● Your objective: Scan the material for the word "this", and copy each line where it shows up.

Excerpts from a figure dataset:
▬▬▬
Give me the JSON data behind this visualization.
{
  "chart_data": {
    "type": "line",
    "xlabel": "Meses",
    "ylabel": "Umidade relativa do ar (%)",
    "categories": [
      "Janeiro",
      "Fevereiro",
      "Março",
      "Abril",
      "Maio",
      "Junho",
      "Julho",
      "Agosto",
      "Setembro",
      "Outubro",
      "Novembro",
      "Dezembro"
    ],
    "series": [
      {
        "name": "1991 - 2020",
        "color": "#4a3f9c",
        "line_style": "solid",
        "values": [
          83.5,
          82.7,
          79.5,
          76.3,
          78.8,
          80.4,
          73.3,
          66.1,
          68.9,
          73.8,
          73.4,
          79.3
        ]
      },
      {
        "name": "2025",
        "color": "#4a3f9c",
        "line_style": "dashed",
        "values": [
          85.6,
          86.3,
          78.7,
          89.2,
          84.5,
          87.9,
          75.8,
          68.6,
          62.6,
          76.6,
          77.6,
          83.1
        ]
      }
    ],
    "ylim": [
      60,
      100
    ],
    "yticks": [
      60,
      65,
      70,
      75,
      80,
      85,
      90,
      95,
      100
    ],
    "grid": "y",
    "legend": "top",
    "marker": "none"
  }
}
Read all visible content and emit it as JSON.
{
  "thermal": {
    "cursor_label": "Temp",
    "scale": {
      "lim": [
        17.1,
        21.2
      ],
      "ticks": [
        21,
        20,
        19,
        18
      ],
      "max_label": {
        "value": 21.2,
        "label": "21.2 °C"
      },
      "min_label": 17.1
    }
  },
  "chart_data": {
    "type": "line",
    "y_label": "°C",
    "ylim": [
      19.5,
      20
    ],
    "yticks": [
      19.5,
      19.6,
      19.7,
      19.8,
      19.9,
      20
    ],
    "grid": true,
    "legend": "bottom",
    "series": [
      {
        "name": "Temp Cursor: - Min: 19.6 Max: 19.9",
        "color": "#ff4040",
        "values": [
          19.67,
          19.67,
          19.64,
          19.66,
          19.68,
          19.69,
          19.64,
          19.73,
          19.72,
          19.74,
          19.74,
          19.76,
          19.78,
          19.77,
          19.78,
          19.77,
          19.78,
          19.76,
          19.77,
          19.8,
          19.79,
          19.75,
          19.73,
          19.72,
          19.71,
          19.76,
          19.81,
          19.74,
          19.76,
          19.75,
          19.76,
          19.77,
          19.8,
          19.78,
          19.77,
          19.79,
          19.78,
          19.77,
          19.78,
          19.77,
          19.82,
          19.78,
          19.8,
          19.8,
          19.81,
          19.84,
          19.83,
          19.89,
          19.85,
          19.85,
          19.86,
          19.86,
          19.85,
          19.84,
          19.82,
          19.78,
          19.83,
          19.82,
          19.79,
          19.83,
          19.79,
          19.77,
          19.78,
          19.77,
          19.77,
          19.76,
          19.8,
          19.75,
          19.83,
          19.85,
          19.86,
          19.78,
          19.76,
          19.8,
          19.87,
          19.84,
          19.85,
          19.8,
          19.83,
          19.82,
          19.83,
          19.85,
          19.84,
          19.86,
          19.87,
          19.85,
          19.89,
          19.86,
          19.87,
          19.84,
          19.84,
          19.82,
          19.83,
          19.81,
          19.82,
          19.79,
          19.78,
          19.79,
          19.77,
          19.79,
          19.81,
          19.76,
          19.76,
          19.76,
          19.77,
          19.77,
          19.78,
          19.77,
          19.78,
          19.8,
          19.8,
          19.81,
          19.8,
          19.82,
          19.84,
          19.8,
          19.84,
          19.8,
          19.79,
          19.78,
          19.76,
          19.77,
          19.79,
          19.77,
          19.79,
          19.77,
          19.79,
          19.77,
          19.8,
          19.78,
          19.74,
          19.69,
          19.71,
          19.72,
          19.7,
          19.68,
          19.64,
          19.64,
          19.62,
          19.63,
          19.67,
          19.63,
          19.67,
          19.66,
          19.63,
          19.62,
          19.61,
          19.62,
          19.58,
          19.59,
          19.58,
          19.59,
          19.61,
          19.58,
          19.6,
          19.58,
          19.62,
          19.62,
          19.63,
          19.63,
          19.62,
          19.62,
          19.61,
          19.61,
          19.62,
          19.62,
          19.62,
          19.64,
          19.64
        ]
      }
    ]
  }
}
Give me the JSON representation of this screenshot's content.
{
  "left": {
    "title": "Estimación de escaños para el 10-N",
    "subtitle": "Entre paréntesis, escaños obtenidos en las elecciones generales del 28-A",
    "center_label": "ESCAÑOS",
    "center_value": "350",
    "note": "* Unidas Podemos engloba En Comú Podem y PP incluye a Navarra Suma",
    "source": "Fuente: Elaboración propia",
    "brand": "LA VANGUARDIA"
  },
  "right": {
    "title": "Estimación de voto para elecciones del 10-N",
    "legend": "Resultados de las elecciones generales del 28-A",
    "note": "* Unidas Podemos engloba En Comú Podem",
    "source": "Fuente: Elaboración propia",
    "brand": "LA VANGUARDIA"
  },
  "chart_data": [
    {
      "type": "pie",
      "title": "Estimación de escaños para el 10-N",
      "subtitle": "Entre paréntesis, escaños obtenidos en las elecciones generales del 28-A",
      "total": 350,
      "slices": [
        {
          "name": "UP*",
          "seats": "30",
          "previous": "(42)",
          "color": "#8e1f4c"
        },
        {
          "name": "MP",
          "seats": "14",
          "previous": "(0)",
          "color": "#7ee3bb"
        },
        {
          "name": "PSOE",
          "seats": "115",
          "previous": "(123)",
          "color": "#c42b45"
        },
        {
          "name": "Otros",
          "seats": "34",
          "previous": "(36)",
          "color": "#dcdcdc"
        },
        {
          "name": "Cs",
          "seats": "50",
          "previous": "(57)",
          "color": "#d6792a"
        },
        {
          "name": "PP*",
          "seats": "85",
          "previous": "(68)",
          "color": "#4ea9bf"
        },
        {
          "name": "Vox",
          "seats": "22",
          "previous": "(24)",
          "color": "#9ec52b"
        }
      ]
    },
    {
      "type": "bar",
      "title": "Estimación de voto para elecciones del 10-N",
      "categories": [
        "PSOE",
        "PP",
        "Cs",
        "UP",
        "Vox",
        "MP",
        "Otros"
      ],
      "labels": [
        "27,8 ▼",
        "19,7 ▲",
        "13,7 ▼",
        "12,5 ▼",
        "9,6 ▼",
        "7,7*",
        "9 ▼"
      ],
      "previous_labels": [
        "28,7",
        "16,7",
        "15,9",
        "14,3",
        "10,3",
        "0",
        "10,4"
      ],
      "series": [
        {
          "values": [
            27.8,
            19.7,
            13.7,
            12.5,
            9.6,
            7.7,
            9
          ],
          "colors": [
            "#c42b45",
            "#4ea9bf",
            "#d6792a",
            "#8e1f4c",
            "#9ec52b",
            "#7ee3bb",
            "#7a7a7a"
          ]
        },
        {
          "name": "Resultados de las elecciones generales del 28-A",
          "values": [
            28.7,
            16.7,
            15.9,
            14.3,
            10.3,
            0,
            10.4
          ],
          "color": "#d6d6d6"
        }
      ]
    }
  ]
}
▬▬▬
● In response:
Give me the JSON data behind this visualization.
Give me the JSON representation of this screenshot's content.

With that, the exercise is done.